* SET EXERCISE: Keep every line where the word "Language" appears; drop the rest.

* DATA LINES:
— START —

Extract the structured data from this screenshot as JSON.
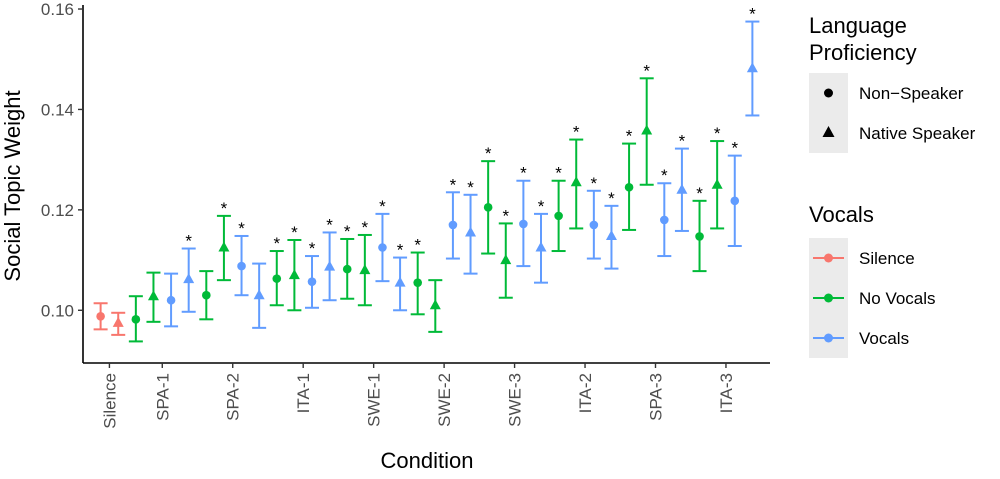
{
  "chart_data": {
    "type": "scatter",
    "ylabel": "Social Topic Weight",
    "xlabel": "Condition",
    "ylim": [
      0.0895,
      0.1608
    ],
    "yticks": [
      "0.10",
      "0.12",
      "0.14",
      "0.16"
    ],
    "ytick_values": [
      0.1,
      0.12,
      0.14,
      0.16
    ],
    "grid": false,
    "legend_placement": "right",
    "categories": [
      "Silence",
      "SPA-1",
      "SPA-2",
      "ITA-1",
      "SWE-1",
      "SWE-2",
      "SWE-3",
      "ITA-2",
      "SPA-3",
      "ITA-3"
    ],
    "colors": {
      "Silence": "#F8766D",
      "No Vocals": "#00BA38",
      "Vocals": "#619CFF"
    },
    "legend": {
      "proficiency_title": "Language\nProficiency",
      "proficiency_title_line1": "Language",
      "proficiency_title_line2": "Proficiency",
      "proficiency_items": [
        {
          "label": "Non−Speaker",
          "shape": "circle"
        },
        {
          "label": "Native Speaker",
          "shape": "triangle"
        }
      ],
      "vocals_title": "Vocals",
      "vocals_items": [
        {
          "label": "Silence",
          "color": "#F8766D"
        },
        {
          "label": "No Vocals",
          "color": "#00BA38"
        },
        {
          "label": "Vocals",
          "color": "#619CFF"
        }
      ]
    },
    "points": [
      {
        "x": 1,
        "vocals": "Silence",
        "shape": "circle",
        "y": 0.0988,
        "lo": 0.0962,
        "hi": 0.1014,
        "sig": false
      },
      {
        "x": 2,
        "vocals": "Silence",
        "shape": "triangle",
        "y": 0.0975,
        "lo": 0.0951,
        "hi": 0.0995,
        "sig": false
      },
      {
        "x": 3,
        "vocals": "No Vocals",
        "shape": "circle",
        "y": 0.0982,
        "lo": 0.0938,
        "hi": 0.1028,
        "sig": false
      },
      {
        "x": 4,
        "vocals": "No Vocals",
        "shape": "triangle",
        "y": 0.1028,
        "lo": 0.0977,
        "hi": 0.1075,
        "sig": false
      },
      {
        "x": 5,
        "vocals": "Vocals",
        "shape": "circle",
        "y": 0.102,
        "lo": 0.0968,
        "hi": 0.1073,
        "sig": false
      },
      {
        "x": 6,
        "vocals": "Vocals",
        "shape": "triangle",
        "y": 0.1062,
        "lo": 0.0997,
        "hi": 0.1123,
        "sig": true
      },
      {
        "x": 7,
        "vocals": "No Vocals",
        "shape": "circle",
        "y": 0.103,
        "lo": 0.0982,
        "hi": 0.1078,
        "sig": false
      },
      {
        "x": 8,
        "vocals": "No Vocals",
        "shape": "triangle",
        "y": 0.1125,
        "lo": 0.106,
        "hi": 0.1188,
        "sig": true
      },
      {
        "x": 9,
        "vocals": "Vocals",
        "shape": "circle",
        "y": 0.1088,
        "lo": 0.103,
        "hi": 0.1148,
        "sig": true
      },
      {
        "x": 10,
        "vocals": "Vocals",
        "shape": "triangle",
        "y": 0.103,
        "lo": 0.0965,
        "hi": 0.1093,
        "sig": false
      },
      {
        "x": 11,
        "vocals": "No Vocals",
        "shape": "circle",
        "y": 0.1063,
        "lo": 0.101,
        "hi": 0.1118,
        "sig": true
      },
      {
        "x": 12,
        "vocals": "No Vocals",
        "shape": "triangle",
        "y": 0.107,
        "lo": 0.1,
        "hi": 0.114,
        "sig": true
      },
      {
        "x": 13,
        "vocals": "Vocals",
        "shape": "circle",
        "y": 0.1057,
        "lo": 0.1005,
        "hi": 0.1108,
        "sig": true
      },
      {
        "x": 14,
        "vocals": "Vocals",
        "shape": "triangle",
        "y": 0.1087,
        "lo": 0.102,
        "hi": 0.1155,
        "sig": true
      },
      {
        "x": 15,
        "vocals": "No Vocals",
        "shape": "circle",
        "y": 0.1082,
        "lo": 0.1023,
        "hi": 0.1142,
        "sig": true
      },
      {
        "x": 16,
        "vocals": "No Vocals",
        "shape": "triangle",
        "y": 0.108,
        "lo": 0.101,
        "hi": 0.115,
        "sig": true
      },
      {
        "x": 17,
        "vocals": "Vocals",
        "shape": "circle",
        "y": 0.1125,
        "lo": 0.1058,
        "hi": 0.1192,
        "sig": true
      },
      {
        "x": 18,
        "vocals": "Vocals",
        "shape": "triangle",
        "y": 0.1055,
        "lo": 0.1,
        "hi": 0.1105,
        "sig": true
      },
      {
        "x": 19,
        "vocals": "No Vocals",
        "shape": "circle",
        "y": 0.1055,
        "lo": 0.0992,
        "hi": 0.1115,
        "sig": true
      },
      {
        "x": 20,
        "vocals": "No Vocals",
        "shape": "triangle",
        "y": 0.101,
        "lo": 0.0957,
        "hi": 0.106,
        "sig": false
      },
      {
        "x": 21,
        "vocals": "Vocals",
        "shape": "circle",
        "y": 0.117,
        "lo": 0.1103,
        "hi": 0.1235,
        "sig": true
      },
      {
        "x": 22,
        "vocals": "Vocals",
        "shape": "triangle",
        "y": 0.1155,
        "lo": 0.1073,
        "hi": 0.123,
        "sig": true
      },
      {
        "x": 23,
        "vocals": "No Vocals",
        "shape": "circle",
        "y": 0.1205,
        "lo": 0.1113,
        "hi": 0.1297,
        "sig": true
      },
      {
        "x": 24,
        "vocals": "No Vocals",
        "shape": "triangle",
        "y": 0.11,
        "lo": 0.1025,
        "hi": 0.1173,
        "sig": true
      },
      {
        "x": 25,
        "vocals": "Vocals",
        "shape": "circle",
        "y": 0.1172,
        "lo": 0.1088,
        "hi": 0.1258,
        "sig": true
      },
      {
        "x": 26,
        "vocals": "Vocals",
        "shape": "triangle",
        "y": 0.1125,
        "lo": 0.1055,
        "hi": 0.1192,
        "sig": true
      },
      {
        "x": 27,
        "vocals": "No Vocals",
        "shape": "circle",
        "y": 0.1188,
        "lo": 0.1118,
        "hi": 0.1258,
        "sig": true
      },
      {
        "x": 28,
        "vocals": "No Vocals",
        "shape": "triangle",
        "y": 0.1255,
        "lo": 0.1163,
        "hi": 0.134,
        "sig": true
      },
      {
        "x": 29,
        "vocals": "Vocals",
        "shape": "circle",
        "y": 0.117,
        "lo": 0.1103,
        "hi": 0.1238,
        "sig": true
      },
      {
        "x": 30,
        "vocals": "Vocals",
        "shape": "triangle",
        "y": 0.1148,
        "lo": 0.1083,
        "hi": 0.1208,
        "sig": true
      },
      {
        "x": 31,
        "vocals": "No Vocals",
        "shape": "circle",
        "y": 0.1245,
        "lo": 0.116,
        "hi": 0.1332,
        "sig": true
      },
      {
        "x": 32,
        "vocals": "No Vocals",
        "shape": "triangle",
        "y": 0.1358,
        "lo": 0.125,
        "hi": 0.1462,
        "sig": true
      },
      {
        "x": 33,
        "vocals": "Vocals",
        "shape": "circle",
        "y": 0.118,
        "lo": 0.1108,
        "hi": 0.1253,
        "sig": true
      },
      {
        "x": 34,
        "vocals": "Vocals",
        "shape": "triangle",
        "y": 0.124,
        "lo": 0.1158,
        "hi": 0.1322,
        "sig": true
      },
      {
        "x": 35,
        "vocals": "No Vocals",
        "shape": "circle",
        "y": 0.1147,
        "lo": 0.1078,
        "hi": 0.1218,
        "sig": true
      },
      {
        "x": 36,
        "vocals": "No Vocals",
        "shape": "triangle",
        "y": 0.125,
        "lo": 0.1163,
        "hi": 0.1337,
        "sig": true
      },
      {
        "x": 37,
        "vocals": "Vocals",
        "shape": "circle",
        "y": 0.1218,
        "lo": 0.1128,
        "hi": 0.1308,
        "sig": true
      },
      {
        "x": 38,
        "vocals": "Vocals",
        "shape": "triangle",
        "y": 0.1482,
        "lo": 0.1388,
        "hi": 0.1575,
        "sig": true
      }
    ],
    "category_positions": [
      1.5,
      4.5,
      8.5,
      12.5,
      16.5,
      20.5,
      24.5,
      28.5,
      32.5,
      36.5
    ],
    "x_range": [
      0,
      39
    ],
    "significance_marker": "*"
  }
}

— END —

* RESPONSE FOR THIS EXERCISE:
      "proficiency_title": "Language\nProficiency",
      "proficiency_title_line1": "Language",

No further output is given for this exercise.